__Data for processing__
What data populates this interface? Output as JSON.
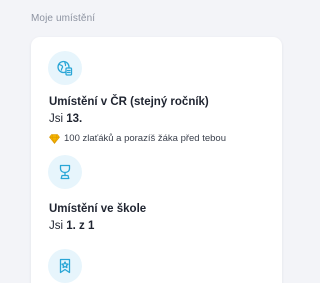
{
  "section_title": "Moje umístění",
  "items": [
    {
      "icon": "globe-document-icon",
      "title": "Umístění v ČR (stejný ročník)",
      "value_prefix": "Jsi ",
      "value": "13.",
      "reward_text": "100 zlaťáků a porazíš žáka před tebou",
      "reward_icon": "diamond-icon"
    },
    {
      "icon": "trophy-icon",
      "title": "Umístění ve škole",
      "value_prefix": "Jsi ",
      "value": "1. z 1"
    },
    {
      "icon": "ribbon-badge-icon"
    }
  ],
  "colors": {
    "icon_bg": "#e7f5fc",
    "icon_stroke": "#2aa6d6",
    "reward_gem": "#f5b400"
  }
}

...

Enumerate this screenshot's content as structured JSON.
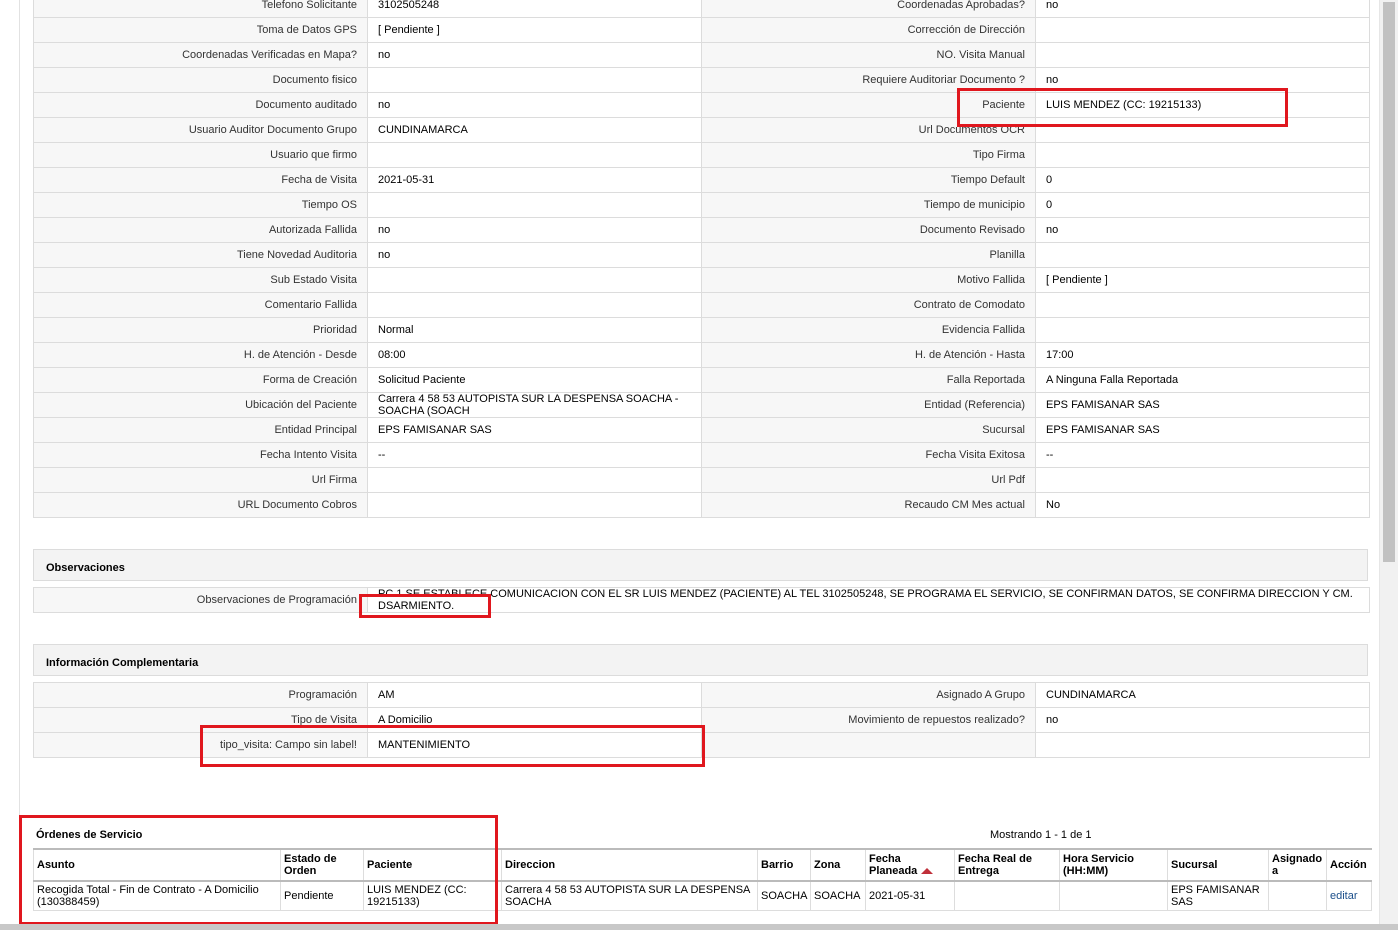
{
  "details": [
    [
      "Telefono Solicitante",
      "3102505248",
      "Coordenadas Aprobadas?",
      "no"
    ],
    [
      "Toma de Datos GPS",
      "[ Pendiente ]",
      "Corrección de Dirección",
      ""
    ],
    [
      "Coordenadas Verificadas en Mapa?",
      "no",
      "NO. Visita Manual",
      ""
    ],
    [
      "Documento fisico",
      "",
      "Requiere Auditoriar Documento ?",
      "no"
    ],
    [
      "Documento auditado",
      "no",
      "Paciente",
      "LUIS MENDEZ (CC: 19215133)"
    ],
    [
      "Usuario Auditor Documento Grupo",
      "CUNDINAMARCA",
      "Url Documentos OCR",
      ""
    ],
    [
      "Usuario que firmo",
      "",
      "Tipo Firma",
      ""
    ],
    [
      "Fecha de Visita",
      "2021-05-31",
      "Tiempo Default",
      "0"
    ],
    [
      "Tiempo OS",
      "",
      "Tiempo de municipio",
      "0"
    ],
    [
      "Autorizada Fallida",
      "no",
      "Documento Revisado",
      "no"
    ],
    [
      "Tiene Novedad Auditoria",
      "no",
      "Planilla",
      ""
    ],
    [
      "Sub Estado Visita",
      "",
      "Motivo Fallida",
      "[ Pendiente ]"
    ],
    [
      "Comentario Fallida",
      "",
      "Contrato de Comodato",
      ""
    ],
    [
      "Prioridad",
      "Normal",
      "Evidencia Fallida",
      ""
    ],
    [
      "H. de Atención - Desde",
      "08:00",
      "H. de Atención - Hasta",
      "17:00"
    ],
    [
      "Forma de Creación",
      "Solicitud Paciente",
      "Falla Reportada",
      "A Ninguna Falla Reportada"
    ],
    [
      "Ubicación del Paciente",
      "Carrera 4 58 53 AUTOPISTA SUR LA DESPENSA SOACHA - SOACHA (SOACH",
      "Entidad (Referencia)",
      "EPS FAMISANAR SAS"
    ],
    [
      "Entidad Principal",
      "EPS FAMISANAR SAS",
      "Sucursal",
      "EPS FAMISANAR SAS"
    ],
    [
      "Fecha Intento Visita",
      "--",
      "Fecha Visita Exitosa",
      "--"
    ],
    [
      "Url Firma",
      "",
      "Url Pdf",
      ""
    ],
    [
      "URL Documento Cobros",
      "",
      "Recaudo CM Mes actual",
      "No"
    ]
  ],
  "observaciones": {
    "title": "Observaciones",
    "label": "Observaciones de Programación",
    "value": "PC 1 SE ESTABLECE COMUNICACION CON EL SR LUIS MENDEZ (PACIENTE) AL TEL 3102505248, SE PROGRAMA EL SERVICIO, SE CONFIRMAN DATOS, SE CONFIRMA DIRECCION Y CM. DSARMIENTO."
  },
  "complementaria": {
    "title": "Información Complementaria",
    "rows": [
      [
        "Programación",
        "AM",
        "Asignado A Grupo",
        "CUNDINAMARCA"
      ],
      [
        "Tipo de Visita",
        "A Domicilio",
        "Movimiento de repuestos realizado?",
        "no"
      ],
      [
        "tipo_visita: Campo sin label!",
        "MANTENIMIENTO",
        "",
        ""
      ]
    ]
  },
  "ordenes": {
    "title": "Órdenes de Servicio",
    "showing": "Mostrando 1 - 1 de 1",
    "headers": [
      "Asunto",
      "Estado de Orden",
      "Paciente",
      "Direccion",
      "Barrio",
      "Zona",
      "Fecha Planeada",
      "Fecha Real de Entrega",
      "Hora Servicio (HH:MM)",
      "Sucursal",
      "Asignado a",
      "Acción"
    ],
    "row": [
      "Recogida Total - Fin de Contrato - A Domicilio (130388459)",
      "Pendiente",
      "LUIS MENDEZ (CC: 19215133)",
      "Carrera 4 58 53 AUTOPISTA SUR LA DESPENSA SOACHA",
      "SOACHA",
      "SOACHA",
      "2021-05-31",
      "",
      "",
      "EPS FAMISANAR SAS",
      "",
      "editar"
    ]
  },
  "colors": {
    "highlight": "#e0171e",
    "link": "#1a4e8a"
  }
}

==

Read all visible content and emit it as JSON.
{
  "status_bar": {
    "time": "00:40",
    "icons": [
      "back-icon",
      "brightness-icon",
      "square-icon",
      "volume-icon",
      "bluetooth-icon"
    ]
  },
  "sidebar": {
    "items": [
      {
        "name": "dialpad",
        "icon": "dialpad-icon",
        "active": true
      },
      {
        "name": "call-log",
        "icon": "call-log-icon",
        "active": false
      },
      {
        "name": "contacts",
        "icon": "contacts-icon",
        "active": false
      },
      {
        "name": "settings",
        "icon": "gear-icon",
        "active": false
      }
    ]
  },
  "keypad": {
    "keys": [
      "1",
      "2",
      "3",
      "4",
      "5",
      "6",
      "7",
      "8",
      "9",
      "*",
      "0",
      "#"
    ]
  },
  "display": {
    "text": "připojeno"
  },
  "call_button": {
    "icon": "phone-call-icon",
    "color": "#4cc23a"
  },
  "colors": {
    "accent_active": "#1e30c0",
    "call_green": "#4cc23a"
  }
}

__Short exercise__
Every line in the data above that contains "Atención" needs to be copied.

__Worked solution__
      "H. de Atención - Desde",
      "H. de Atención - Hasta",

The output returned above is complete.